**To be done:**
Your task is to print all of the data word for word.

* * * * * * *

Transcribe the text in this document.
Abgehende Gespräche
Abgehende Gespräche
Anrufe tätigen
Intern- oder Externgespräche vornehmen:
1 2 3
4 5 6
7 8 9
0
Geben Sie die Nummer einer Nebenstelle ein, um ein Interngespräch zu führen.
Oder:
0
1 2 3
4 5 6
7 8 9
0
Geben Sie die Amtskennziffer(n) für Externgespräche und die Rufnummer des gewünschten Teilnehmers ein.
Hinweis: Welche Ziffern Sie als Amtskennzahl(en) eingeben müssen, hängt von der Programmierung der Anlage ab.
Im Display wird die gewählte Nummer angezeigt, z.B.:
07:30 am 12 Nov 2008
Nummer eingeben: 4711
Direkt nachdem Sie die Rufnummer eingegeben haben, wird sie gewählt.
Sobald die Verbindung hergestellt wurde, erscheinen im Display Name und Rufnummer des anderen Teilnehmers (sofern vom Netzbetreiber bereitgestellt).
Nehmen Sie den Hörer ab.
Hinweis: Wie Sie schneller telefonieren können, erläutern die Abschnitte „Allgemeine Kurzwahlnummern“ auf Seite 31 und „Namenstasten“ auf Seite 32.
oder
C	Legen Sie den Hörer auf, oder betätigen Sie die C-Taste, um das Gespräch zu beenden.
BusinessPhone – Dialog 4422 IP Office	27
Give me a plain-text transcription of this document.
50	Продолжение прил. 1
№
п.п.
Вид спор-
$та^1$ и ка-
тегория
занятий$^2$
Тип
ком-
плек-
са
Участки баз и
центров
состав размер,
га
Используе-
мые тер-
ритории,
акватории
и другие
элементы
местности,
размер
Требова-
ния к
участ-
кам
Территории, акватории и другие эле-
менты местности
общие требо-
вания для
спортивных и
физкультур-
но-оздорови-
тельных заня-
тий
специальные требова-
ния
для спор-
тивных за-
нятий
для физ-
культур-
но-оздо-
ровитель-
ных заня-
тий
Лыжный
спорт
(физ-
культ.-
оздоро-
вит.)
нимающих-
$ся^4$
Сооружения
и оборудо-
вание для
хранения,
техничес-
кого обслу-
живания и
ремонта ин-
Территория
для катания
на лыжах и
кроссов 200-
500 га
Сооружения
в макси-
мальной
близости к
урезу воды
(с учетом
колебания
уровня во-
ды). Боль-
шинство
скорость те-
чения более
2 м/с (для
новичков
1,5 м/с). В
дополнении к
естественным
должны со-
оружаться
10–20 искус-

* * * * * * *

**Correct response:**
Transcribe the text in this document.
Abgehende Gespräche
Abgehende Gespräche
Anrufe tätigen
Intern- oder Externgespräche vornehmen:
1 2 3
4 5 6
7 8 9
0
Geben Sie die Nummer einer Nebenstelle ein, um ein Interngespräch zu führen.
Oder:
0
1 2 3
4 5 6
7 8 9
0
Geben Sie die Amtskennziffer(n) für Externgespräche und die Rufnummer des gewünschten Teilnehmers ein.
Hinweis: Welche Ziffern Sie als Amtskennzahl(en) eingeben müssen, hängt von der Programmierung der Anlage ab.
Im Display wird die gewählte Nummer angezeigt, z.B.:
07:30 am 12 Nov 2008
Nummer eingeben: 4711
Direkt nachdem Sie die Rufnummer eingegeben haben, wird sie gewählt.
Sobald die Verbindung hergestellt wurde, erscheinen im Display Name und Rufnummer des anderen Teilnehmers (sofern vom Netzbetreiber bereitgestellt).
Nehmen Sie den Hörer ab.
Hinweis: Wie Sie schneller telefonieren können, erläutern die Abschnitte „Allgemeine Kurzwahlnummern“ auf Seite 31 und „Namenstasten“ auf Seite 32.
oder
C	Legen Sie den Hörer auf, oder betätigen Sie die C-Taste, um das Gespräch zu beenden.
BusinessPhone – Dialog 4422 IP Office	27
Give me a plain-text transcription of this document.
50	Продолжение прил. 1
№
п.п.
Вид спор-
$та^1$ и ка-
тегория
занятий$^2$
Тип
ком-
плек-
са
Участки баз и
центров
состав размер,
га
Используе-
мые тер-
ритории,
акватории
и другие
элементы
местности,
размер
Требова-
ния к
участ-
кам
Территории, акватории и другие эле-
менты местности
общие требо-
вания для
спортивных и
физкультур-
но-оздорови-
тельных заня-
тий
специальные требова-
ния
для спор-
тивных за-
нятий
для физ-
культур-
но-оздо-
ровитель-
ных заня-
тий
Лыжный
спорт
(физ-
культ.-
оздоро-
вит.)
нимающих-
$ся^4$
Сооружения
и оборудо-
вание для
хранения,
техничес-
кого обслу-
живания и
ремонта ин-
Территория
для катания
на лыжах и
кроссов 200-
500 га
Сооружения
в макси-
мальной
близости к
урезу воды
(с учетом
колебания
уровня во-
ды). Боль-
шинство
скорость те-
чения более
2 м/с (для
новичков
1,5 м/с). В
дополнении к
естественным
должны со-
оружаться
10–20 искус-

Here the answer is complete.